Task directions | List all the lines in these records that hold "title".

BEGIN Raw data

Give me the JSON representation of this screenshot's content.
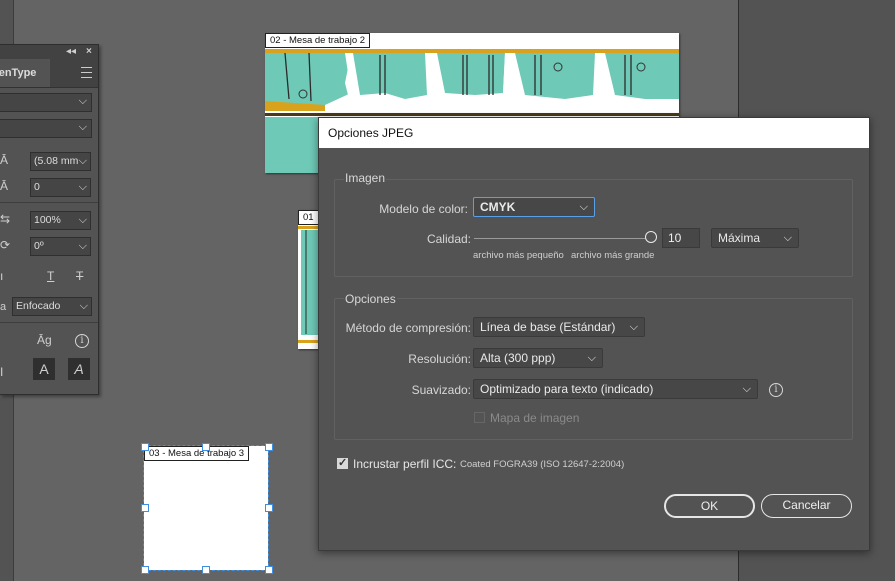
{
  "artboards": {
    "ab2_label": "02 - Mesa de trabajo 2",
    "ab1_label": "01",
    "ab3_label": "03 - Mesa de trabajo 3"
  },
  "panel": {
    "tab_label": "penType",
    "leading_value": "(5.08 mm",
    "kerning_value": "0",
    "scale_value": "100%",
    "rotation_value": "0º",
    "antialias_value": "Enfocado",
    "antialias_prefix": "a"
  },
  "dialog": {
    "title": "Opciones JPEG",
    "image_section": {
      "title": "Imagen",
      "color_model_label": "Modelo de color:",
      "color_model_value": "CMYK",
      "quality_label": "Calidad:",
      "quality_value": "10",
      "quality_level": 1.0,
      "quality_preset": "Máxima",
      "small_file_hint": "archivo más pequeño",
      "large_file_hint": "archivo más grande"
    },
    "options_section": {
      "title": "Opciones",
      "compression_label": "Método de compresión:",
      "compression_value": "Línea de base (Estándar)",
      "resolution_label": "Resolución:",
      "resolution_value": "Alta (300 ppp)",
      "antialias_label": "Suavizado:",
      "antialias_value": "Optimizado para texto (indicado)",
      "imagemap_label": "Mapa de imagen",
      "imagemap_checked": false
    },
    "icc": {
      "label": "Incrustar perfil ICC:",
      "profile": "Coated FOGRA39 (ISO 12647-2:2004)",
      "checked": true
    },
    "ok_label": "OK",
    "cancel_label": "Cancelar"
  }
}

END Raw data
BEGIN Raw data

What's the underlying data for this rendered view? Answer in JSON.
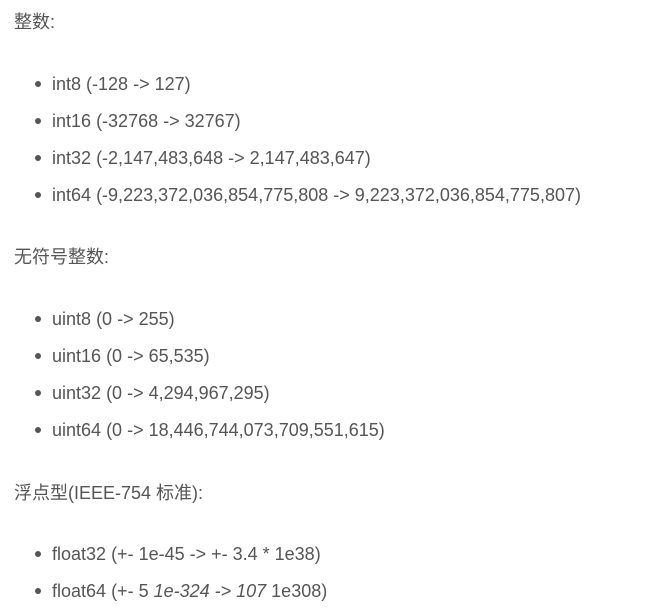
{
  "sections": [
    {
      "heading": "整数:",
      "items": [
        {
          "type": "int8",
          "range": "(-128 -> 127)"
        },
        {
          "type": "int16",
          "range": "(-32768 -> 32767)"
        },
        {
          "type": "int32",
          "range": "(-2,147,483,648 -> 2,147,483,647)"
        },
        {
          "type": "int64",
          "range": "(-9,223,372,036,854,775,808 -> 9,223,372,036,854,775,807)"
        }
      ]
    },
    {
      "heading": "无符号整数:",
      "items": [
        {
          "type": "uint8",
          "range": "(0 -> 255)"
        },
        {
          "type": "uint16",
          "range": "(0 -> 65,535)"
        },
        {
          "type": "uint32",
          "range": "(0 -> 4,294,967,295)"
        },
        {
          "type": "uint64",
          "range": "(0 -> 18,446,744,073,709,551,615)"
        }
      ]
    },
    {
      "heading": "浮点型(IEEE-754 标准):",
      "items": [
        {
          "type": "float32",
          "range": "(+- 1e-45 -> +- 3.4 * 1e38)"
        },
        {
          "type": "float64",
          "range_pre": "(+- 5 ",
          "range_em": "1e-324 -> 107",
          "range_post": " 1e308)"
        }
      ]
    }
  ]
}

END Raw data

Expected output |
    "title": "Opciones JPEG",
      "title": "Imagen",
      "title": "Opciones",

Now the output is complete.